> **WHAT IS REQUIRED**: Repeat each record exactly. Any picture gets left out.

> **SOURCE DATA**:

*-*-*

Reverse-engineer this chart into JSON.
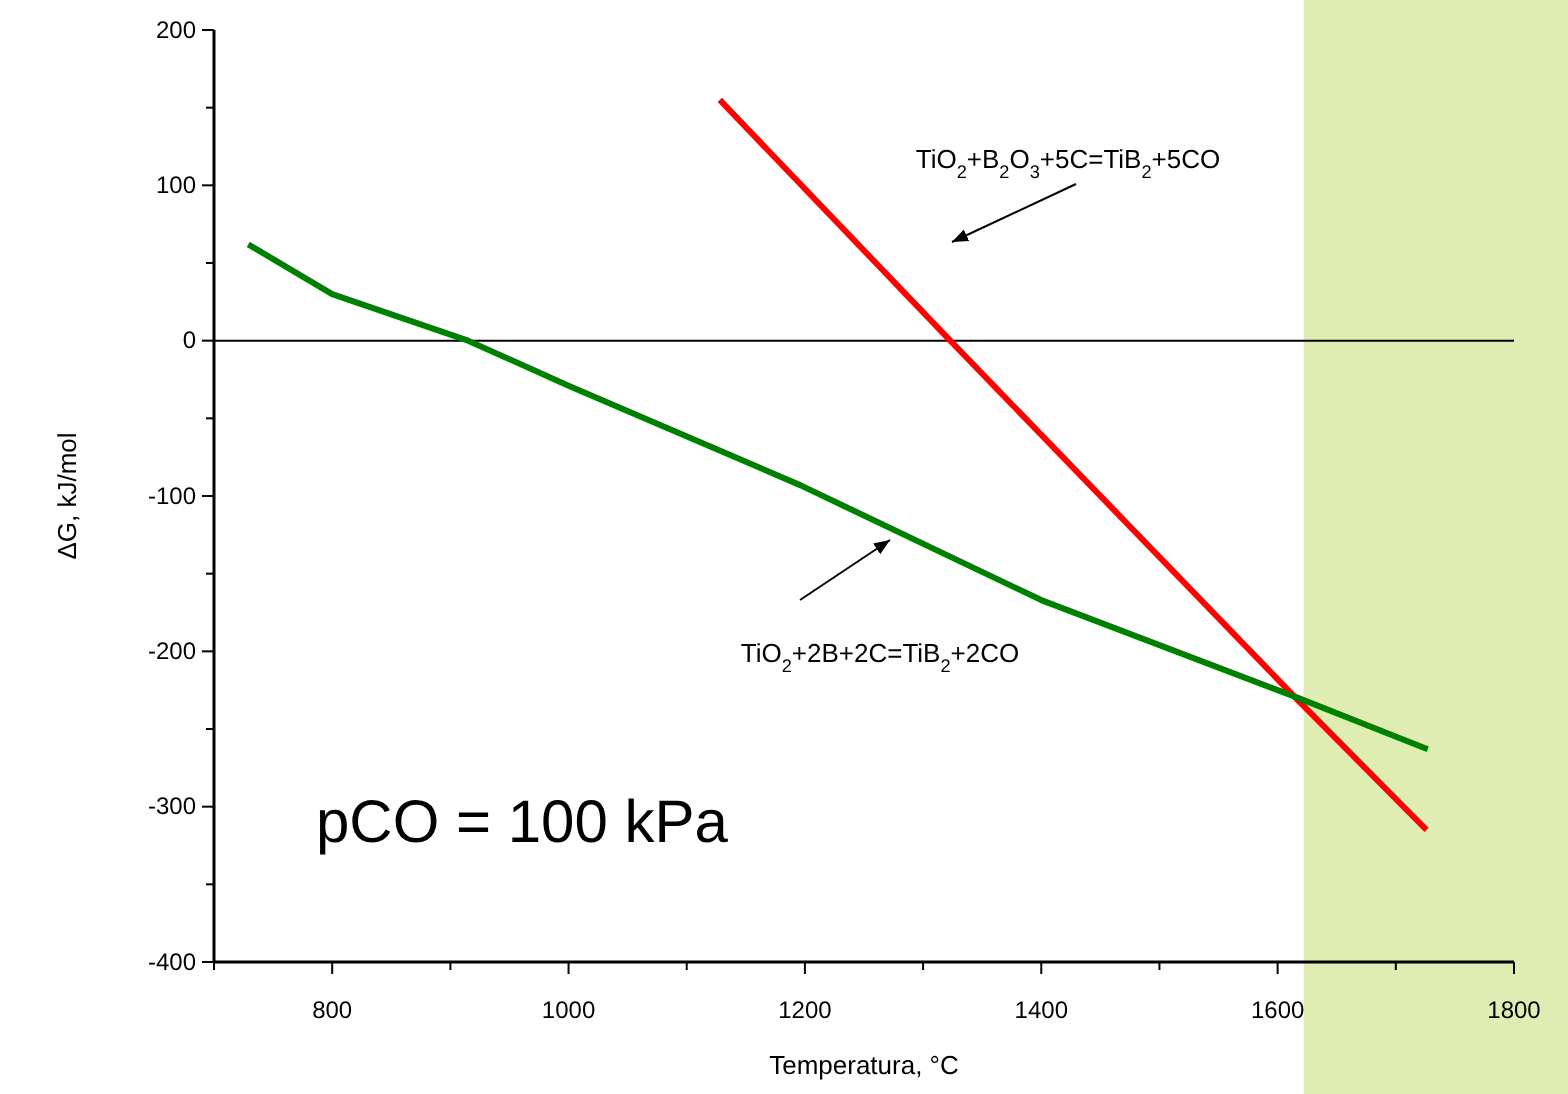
{
  "chart_data": {
    "type": "line",
    "xlabel": "Temperatura, °C",
    "ylabel": "ΔG, kJ/mol",
    "xlim": [
      700,
      1800
    ],
    "ylim": [
      -400,
      200
    ],
    "xticks": [
      {
        "value": 700,
        "label": null
      },
      800,
      {
        "value": 900,
        "label": null
      },
      1000,
      {
        "value": 1100,
        "label": null
      },
      1200,
      {
        "value": 1300,
        "label": null
      },
      1400,
      {
        "value": 1500,
        "label": null
      },
      1600,
      {
        "value": 1700,
        "label": null
      },
      1800
    ],
    "yticks": [
      -400,
      {
        "value": -350,
        "label": null
      },
      -300,
      {
        "value": -250,
        "label": null
      },
      -200,
      {
        "value": -150,
        "label": null
      },
      -100,
      {
        "value": -50,
        "label": null
      },
      0,
      {
        "value": 50,
        "label": null
      },
      100,
      {
        "value": 150,
        "label": null
      },
      200
    ],
    "grid": false,
    "marker": "none",
    "line_style": "solid",
    "series": [
      {
        "color": "#ff0000",
        "x": [
          1128,
          1323,
          1614,
          1726
        ],
        "values": [
          155,
          0,
          -229,
          -315
        ]
      },
      {
        "color": "#008000",
        "x": [
          729,
          800,
          915,
          1000,
          1196,
          1400,
          1614,
          1727
        ],
        "values": [
          62,
          30,
          0,
          -29,
          -93,
          -167,
          -229,
          -263
        ]
      }
    ],
    "ref_lines": [
      {
        "axis": "y",
        "value": 0,
        "color": "#000000"
      }
    ],
    "bands": [
      {
        "axis": "x",
        "from": 1622,
        "to": 1800,
        "color": "#dfedb3"
      }
    ],
    "annotations": [
      "TiO$_{2}$+B$_{2}$O$_{3}$+5C=TiB$_{2}$+5CO",
      "TiO$_{2}$+2B+2C=TiB$_{2}$+2CO",
      "pCO = 100 kPa"
    ]
  }
}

*-*-*

> **WRITTEN SOLUTION**:
Reverse-engineer this chart into JSON.
{
  "chart_data": {
    "type": "line",
    "xlabel": "Temperatura, °C",
    "ylabel": "ΔG, kJ/mol",
    "xlim": [
      700,
      1800
    ],
    "ylim": [
      -400,
      200
    ],
    "xticks": [
      {
        "value": 700,
        "label": null
      },
      800,
      {
        "value": 900,
        "label": null
      },
      1000,
      {
        "value": 1100,
        "label": null
      },
      1200,
      {
        "value": 1300,
        "label": null
      },
      1400,
      {
        "value": 1500,
        "label": null
      },
      1600,
      {
        "value": 1700,
        "label": null
      },
      1800
    ],
    "yticks": [
      -400,
      {
        "value": -350,
        "label": null
      },
      -300,
      {
        "value": -250,
        "label": null
      },
      -200,
      {
        "value": -150,
        "label": null
      },
      -100,
      {
        "value": -50,
        "label": null
      },
      0,
      {
        "value": 50,
        "label": null
      },
      100,
      {
        "value": 150,
        "label": null
      },
      200
    ],
    "grid": false,
    "marker": "none",
    "line_style": "solid",
    "series": [
      {
        "color": "#ff0000",
        "x": [
          1128,
          1323,
          1614,
          1726
        ],
        "values": [
          155,
          0,
          -229,
          -315
        ]
      },
      {
        "color": "#008000",
        "x": [
          729,
          800,
          915,
          1000,
          1196,
          1400,
          1614,
          1727
        ],
        "values": [
          62,
          30,
          0,
          -29,
          -93,
          -167,
          -229,
          -263
        ]
      }
    ],
    "ref_lines": [
      {
        "axis": "y",
        "value": 0,
        "color": "#000000"
      }
    ],
    "bands": [
      {
        "axis": "x",
        "from": 1622,
        "to": 1800,
        "color": "#dfedb3"
      }
    ],
    "annotations": [
      "TiO$_{2}$+B$_{2}$O$_{3}$+5C=TiB$_{2}$+5CO",
      "TiO$_{2}$+2B+2C=TiB$_{2}$+2CO",
      "pCO = 100 kPa"
    ]
  }
}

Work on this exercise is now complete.